Yönergeler
a. Ziyâretü’l-Kubûr risâlesiyle ilgili metindeki “Bu, Hanefî mezhebine sıkı bağlılığı ile bilinen Birgivî’nin tarzına uymaz.” cümlesini İngilizceye çevirin.
b. Ziyâretü’l-Kubûr risâlesinin Birgivî’ye aidiyetini tartışan metni son cümlesinden sonra devam ettirerek tamamlayın.

Okuma Metni
******
Sual: İmam Birgivî’nin Ziyâretü’l-Kubûr adlı kitabında kabir ziyareti hususunda Ehl-i sünnete aykırı görüşleri olduğu doğru mudur?
Cevap: Birgivi’ye izafe edilen Ziyâretü’l-Kubûr risâlesi, Hanbelî âlimlerinden İbnü Kayyımi’l-Cevziyye’nin İğâsetü’l-Lehfân kitabının hülâsası mahiyetindedir. Birgivî’nin İbnü Kayyım’a, belki de Hanbelî mezhebinden bir âlime atıfta bulunduğu tek kitaptır. Dr. Huriye Martı adında bir araştırmacı, Birgivî Mehmed Efendi – Hayatı, Eserleri ve Fikir Dünyası adlı eserinde (2. Baskı, Ankara, 2011, s. 65, 97) risâlenin Birgivî’ye aidiyetinin şüpheli olduğunu söylüyor. Bir asır sonra ortaya çıkan ve gûyâ bid’atlerle mücadelesiyle tanınan Kadızâdeliler tarafından Birgivî’ye nisbet edilmiş olması muhtemeldir. Son zamanlarda yapılan araştırmalar bunu göstermiştir. Nitekim risâlede, Birgivî’nin te’lif tarzına muhalif olarak iktibaslar sayfalarca sürmekte ve bazen aynı cümle defalarca tekrar edilmektedir. Diğer kitaplarında ismi geçen ve elinin altında bulunan klasik Hanefî kitaplarına bu risâlede atıf yapılmamıştır. Bu, Hanefî mezhebine sıkı bağlılığı ile bilinen Birgivî’nin tarzına uymaz. Ayrıca, risâlenin te’lif tarihi belli olmadığı gibi, müellif ve eserlerinin tanıtıldığı el-Ikdü’l-Manzûm, el-Aylemü’z-Zâhir, Keşfü’z-Zunûn ve Hadâiku’l-Hakâik gibi eserlerde Birgivî’nin eserleri arasında zikredilmemiştir. Kitabın orijinal nüshası da elde bulunmamaktadır.
******
Seçilmiş Kayıtlar
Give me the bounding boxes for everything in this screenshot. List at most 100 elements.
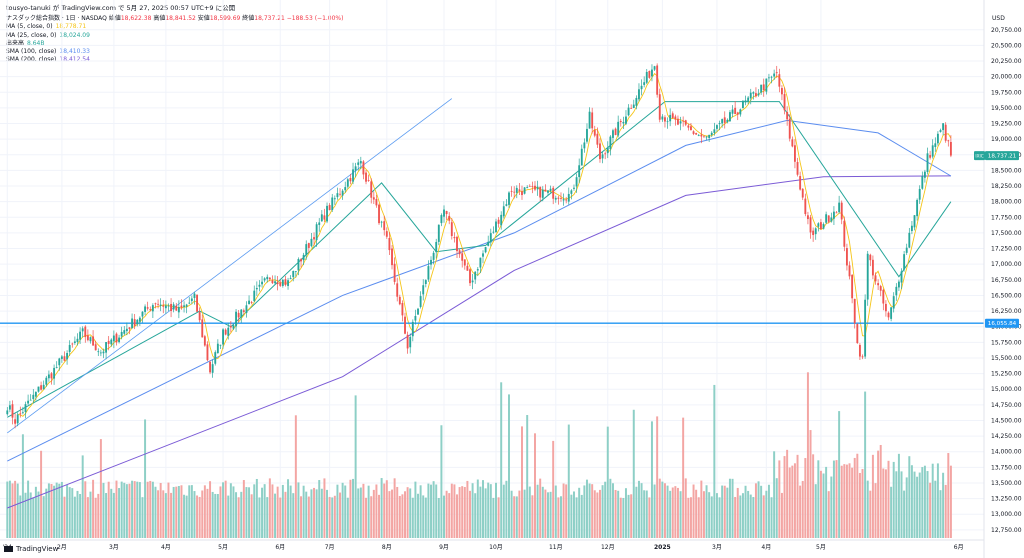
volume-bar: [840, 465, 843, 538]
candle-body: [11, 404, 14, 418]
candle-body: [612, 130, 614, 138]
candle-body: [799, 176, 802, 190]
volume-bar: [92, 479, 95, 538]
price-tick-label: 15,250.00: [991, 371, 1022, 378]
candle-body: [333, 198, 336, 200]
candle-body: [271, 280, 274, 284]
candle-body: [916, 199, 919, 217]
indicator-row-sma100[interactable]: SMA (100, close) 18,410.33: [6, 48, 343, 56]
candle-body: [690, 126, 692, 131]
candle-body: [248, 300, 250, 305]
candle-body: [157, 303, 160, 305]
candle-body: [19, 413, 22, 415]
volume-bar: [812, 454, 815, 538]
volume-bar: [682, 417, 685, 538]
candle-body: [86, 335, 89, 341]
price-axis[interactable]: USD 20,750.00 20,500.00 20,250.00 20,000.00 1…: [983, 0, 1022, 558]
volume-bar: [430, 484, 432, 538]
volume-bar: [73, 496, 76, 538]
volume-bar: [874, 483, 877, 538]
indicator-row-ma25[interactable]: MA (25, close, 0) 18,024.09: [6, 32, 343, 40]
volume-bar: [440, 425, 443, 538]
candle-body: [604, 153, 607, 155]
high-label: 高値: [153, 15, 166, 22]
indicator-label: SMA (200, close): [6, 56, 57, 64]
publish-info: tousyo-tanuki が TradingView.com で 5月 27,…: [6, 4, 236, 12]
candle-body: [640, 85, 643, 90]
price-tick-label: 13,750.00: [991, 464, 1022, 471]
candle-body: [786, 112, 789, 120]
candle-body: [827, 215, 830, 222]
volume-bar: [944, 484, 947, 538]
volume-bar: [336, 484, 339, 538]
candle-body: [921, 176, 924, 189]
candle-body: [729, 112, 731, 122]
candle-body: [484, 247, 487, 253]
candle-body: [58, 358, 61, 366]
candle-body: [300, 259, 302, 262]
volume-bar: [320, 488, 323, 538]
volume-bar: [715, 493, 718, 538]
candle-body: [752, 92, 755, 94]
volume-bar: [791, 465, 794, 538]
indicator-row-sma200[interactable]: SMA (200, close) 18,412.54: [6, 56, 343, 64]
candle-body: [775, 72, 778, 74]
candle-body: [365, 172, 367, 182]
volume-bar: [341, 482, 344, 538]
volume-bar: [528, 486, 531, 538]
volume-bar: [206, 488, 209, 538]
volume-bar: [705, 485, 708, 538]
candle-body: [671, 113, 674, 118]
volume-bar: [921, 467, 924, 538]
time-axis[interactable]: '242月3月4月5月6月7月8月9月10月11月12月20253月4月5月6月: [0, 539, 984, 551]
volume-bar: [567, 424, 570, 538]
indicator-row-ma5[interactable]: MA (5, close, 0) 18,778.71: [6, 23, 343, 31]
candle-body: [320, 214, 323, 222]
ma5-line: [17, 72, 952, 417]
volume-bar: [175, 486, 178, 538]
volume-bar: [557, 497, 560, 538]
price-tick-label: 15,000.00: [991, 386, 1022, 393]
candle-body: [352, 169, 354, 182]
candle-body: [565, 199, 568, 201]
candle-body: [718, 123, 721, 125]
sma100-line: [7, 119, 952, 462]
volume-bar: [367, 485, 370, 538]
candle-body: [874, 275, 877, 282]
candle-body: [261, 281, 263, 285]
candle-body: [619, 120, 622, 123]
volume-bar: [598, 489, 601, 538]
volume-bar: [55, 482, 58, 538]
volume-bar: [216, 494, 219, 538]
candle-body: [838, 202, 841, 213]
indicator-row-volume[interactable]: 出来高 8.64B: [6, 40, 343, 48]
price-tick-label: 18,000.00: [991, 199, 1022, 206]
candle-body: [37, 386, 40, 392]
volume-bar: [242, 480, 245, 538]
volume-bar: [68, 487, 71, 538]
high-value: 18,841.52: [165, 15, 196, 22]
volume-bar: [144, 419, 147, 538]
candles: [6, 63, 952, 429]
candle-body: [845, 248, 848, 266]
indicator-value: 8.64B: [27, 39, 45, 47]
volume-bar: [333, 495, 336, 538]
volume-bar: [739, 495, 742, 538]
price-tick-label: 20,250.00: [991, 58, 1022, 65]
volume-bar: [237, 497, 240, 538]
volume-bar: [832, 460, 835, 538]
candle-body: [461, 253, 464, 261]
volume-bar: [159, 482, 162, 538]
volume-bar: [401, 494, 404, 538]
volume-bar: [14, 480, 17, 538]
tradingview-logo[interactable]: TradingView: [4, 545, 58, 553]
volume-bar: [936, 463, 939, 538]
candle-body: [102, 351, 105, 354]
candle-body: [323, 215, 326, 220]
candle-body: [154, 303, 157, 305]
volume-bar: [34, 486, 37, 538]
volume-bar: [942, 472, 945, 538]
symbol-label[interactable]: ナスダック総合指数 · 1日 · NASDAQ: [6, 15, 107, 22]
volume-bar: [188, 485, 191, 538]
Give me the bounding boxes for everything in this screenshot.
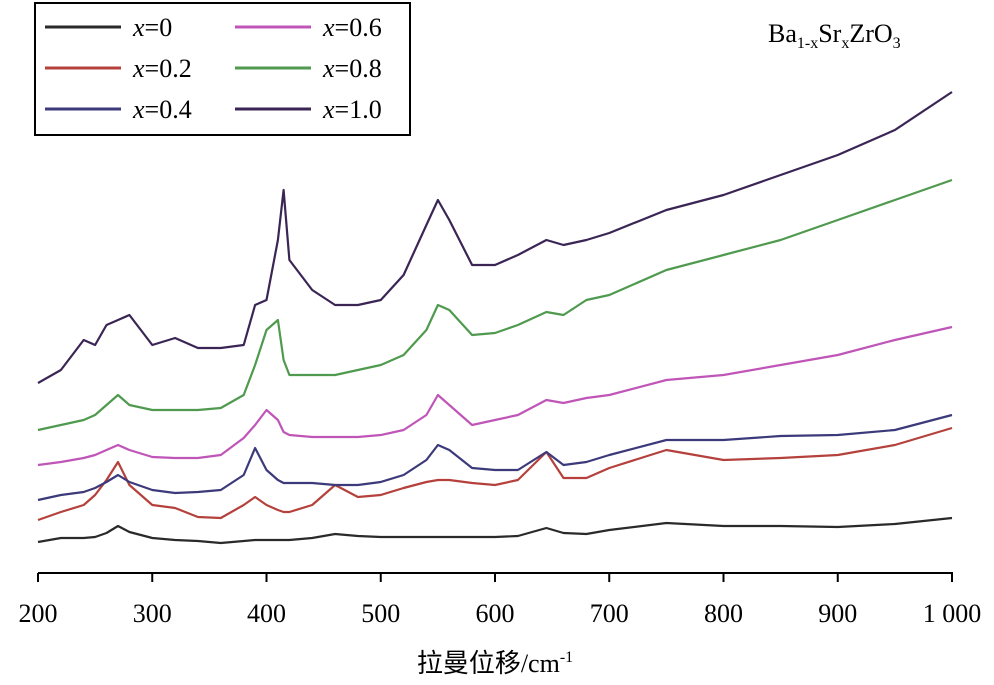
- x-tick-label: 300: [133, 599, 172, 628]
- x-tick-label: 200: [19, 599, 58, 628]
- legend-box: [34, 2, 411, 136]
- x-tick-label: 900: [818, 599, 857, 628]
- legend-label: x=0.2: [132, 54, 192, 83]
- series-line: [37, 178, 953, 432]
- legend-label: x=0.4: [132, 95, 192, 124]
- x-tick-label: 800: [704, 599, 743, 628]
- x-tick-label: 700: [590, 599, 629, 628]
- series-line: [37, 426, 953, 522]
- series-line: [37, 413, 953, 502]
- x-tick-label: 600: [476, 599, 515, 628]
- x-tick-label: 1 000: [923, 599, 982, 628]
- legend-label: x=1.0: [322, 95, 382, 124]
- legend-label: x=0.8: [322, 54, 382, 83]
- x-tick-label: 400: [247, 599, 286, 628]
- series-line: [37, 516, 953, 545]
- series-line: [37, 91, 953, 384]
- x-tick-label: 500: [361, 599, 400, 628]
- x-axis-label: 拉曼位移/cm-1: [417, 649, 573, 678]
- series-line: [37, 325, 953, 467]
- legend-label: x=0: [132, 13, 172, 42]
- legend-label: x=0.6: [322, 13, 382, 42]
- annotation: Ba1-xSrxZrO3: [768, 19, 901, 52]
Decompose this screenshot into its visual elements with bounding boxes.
******
Sırayla Cevaplar
a. This does not fit the style of Birgivî, who is known for his strict adherence to the Hanafi school.

b.
Ömrünün sonunda kaleme aldığı et-Tarikâtü’l-Muhammediyye’de bahsi geçen mevzuların teferruatı için diğer risâlerini kaynak gösterirken, kabir ziyareti hususunda ne Ziyâretü’l-Kubûr risâlesine, ne de İbni Kayyım’ın eserine atıfta bulunulmaktadır. Birgivî’ye atfedilen “Ölüleri anmak için yapılan âyinlere, şefaat istemek için mezar ve türbeleri ziyaret etmeye” dair fikirler, et-Tarikâtü’l-Muhammediyye, Ahvâlü Etfâli’l-Müslimîn ve Vasiyetnâme gibi kitapları tedkik edildiğinde, İbn Teymiyye ve talebesi İbn Kayyım gibi aşırılıklarıyla tanınmış âlimlerden ayrıldığı görülmektedir. Birgivî, bid’atlardan kaçınma hususunda şiddetli tavır gösteren bir âlimdir. Ama onun çok tutulan eserlerinde kabir ziyaretini, istigâse ve tevessülü yasaklayan bir kelime yoktur. Ancak kabir ziyaretinde cahil halk tarafından yapılan aşırılıklara ve işlenen bid’atlere dikkat çekilmektedir.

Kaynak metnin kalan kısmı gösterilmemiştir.